*SET EXERCISE*
Go through the lines below. Copy those with "беспорядков".

•••••

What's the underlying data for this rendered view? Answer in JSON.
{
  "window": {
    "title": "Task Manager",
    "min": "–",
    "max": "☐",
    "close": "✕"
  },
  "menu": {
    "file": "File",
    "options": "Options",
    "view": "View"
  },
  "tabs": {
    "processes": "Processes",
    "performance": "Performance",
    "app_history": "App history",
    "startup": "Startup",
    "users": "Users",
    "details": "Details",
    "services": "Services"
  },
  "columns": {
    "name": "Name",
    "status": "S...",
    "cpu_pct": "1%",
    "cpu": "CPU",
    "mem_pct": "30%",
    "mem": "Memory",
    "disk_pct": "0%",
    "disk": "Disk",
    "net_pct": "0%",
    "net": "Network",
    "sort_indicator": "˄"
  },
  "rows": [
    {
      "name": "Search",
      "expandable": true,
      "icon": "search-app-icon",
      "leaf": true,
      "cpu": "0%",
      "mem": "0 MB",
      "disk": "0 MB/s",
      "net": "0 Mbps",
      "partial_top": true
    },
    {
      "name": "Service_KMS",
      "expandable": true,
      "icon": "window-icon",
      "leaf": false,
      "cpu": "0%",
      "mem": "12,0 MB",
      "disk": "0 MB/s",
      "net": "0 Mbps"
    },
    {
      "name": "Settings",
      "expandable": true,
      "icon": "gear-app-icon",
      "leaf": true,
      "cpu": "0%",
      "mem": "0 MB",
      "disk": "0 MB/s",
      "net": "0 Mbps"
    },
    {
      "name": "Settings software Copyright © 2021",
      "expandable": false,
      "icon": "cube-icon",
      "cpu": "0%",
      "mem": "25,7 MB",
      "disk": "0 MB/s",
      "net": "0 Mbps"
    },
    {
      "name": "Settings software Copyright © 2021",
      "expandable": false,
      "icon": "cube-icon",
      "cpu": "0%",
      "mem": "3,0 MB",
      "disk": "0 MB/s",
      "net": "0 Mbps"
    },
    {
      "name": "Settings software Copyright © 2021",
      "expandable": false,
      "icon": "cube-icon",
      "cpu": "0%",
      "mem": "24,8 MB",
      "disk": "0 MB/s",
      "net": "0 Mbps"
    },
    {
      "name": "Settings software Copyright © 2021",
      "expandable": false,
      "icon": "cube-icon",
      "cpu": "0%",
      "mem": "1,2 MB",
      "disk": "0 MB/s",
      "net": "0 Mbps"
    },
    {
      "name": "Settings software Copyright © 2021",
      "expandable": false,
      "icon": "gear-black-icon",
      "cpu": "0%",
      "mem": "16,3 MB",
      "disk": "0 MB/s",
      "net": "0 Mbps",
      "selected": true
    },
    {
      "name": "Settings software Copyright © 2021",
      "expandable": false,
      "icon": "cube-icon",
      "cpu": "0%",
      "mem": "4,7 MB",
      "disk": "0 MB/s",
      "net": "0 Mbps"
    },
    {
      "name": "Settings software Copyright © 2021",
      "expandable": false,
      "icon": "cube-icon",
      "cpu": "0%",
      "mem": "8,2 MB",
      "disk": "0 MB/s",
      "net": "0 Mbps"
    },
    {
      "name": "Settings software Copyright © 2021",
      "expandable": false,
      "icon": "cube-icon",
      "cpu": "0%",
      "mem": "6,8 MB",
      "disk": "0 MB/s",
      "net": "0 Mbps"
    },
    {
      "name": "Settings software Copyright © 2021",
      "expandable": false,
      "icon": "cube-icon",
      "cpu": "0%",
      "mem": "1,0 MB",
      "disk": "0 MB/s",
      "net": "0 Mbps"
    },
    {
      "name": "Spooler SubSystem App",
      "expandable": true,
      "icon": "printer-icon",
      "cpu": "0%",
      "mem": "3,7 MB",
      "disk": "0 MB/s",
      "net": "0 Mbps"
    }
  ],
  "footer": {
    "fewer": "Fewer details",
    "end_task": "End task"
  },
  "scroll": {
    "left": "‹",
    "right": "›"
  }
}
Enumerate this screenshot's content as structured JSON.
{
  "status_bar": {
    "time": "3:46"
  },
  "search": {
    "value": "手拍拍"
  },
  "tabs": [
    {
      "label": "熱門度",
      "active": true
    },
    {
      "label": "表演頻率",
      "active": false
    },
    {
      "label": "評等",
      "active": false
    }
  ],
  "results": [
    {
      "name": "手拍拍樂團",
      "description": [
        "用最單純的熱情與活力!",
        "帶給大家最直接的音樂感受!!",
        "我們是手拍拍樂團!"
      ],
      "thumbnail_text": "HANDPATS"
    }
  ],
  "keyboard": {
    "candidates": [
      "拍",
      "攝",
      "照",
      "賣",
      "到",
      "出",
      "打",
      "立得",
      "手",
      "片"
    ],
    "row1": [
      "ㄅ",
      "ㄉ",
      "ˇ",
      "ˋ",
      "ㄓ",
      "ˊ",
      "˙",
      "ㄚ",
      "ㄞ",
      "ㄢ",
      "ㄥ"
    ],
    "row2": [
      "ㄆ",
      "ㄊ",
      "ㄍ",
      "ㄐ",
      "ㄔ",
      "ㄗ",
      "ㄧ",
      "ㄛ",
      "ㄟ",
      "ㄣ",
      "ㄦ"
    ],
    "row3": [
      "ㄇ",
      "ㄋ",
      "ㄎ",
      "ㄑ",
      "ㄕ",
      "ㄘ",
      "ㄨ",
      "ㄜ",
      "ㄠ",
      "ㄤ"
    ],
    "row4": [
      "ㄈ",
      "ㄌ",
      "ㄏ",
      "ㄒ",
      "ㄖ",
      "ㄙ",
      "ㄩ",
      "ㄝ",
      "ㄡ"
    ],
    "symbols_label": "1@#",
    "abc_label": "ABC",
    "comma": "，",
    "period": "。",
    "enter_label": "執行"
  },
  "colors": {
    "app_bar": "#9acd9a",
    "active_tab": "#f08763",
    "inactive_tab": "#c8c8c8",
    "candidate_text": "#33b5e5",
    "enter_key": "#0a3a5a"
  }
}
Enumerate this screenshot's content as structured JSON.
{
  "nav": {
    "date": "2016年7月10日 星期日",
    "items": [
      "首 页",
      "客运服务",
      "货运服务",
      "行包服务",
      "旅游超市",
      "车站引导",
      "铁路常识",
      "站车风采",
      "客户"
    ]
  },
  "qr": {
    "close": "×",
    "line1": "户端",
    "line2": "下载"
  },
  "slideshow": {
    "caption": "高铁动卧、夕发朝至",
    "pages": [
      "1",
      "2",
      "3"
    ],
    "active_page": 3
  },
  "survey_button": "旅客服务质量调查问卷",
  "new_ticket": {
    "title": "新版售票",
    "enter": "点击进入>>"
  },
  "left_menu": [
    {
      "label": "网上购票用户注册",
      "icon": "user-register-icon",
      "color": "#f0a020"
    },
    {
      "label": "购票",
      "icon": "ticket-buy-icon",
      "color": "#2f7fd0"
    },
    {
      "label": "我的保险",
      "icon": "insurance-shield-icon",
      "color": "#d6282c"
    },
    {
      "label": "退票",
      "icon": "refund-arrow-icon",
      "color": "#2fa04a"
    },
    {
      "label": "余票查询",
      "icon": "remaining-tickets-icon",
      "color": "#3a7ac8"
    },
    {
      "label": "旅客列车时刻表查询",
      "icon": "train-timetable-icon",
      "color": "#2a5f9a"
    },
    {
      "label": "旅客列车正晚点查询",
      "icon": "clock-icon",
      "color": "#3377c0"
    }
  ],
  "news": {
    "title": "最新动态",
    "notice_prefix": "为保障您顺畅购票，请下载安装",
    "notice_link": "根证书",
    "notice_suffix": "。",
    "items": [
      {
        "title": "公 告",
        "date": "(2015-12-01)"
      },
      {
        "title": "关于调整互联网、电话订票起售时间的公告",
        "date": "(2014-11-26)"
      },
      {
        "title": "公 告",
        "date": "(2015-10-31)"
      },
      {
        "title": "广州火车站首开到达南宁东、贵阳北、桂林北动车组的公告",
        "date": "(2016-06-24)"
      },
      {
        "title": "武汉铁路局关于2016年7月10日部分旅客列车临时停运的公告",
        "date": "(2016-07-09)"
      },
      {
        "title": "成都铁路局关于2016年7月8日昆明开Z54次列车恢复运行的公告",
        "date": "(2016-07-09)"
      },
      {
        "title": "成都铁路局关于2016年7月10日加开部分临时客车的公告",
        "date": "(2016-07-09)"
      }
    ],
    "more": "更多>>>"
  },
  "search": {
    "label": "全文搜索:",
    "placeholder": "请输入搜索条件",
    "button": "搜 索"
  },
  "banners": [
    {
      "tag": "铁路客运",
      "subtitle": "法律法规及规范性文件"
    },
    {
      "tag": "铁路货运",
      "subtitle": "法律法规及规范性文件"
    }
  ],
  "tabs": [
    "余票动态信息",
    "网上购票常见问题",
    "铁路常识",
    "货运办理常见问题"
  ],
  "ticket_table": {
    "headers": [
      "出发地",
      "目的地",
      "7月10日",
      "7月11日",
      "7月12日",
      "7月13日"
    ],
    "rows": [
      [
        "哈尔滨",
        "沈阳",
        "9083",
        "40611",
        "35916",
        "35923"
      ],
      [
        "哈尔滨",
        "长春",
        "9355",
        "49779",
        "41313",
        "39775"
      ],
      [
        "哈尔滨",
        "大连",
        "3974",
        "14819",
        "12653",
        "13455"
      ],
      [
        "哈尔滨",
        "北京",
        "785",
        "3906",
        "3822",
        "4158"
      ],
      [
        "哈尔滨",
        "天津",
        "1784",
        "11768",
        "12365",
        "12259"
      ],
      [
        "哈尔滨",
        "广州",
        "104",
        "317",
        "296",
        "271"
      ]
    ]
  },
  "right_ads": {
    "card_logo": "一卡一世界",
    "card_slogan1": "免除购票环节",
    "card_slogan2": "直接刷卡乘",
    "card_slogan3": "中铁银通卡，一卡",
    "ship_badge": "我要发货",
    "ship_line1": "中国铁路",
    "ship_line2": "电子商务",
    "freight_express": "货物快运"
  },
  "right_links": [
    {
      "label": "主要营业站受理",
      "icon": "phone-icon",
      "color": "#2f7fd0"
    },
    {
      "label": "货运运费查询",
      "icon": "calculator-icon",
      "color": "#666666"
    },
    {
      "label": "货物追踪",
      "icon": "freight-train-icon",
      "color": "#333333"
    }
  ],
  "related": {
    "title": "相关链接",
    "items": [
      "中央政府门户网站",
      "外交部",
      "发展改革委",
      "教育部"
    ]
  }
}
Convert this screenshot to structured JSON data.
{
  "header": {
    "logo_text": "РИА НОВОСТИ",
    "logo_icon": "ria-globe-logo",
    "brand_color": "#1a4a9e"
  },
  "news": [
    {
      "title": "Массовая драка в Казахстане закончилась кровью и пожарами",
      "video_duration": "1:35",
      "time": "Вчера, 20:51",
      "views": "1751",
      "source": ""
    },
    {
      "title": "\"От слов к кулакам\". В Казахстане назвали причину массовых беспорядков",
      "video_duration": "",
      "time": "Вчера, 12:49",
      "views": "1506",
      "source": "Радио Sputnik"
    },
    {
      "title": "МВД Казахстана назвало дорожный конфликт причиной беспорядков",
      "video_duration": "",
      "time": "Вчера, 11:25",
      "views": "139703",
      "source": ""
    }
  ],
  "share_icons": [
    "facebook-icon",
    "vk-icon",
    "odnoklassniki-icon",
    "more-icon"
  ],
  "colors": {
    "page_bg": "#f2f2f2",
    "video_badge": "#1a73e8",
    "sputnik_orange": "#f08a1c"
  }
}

•••••

*ANSWER TO THE PROBLEM*
      "title": "\"От слов к кулакам\". В Казахстане назвали причину массовых беспорядков",
      "title": "МВД Казахстана назвало дорожный конфликт причиной беспорядков",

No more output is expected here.